* Recorded data:
┄┄┄┄┄┄

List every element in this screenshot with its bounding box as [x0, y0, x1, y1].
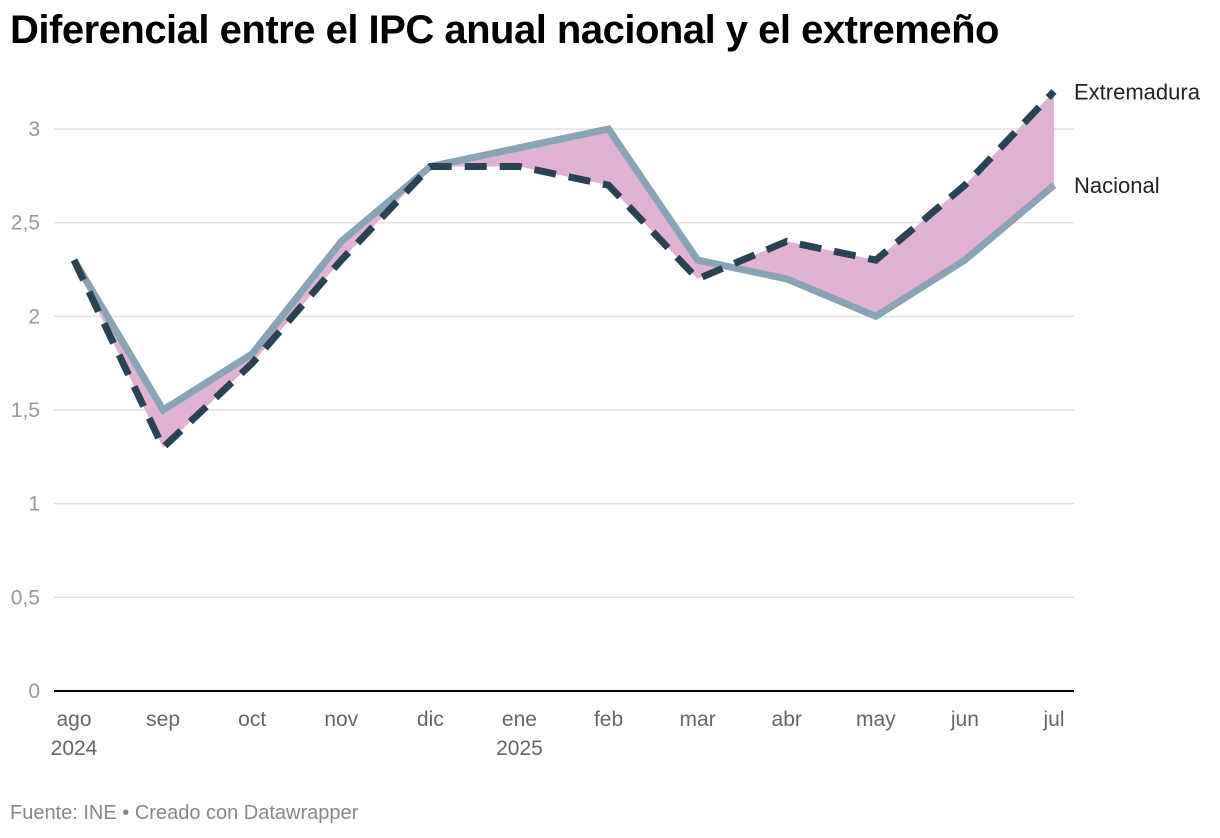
chart-footer: Fuente: INE • Creado con Datawrapper — [10, 802, 358, 825]
difference-fill — [74, 91, 1054, 448]
x-year-label: 2024 — [51, 737, 98, 760]
chart-title: Diferencial entre el IPC anual nacional … — [10, 8, 999, 52]
x-year-label: 2025 — [496, 737, 543, 760]
y-tick-label: 0,5 — [11, 586, 40, 609]
source-text: Fuente: INE — [10, 802, 117, 824]
series-lines — [70, 89, 1057, 454]
series-line-nacional — [70, 125, 1057, 415]
x-tick-label: abr — [772, 708, 802, 731]
y-tick-label: 0 — [28, 680, 40, 703]
x-tick-label: ago — [56, 708, 91, 731]
x-tick-label: nov — [324, 708, 358, 731]
y-tick-label: 1,5 — [11, 399, 40, 422]
series-labels: Extremadura Nacional — [1074, 80, 1201, 199]
x-tick-label: mar — [680, 708, 716, 731]
x-tick-label: ene — [502, 708, 537, 731]
x-tick-label: oct — [238, 708, 266, 731]
x-tick-label: may — [856, 708, 896, 731]
series-label-nacional: Nacional — [1074, 173, 1160, 198]
x-tick-label: sep — [146, 708, 180, 731]
y-tick-label: 1 — [28, 493, 40, 516]
credit-link[interactable]: Creado con Datawrapper — [134, 802, 359, 824]
footer-separator: • — [116, 802, 135, 824]
y-tick-label: 3 — [28, 118, 40, 141]
axes: 0 0,5 1 1,5 2 2,5 3 ago 2024 sep oct nov dic ene 2025 f… — [11, 118, 1074, 760]
x-tick-label: jul — [1042, 708, 1064, 731]
line-chart: 0 0,5 1 1,5 2 2,5 3 ago 2024 sep oct nov dic ene 2025 f… — [11, 80, 1201, 760]
x-tick-label: jun — [950, 708, 979, 731]
y-tick-label: 2,5 — [11, 212, 40, 235]
x-tick-label: feb — [594, 708, 623, 731]
difference-area — [74, 91, 1054, 448]
y-tick-label: 2 — [28, 305, 40, 328]
series-label-extremadura: Extremadura — [1074, 80, 1201, 105]
gridlines — [54, 128, 1074, 599]
x-tick-label: dic — [417, 708, 444, 731]
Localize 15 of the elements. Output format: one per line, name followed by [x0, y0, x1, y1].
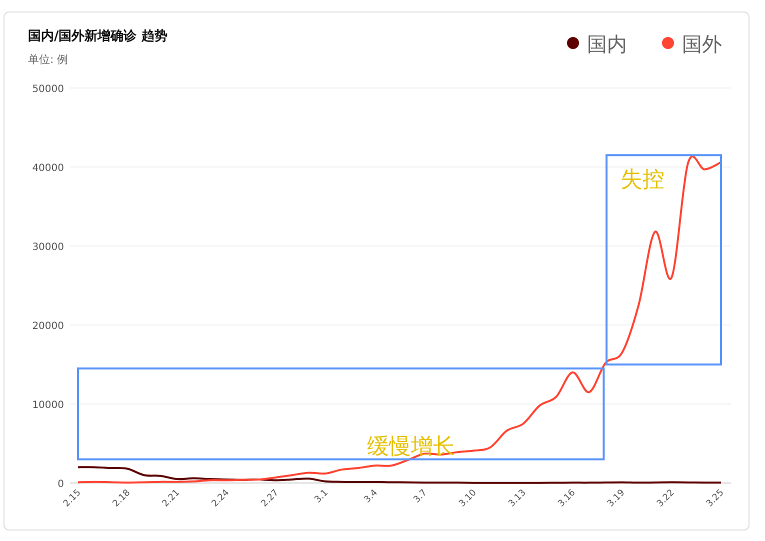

┄┄┄┄┄┄

Which lines in the items above contain the word "Datawrapper" with matching case? List each of those lines in full.

chart-footer: Fuente: INE • Creado con Datawrapper — [10, 802, 358, 825]
credit-link[interactable]: Creado con Datawrapper — [134, 802, 359, 824]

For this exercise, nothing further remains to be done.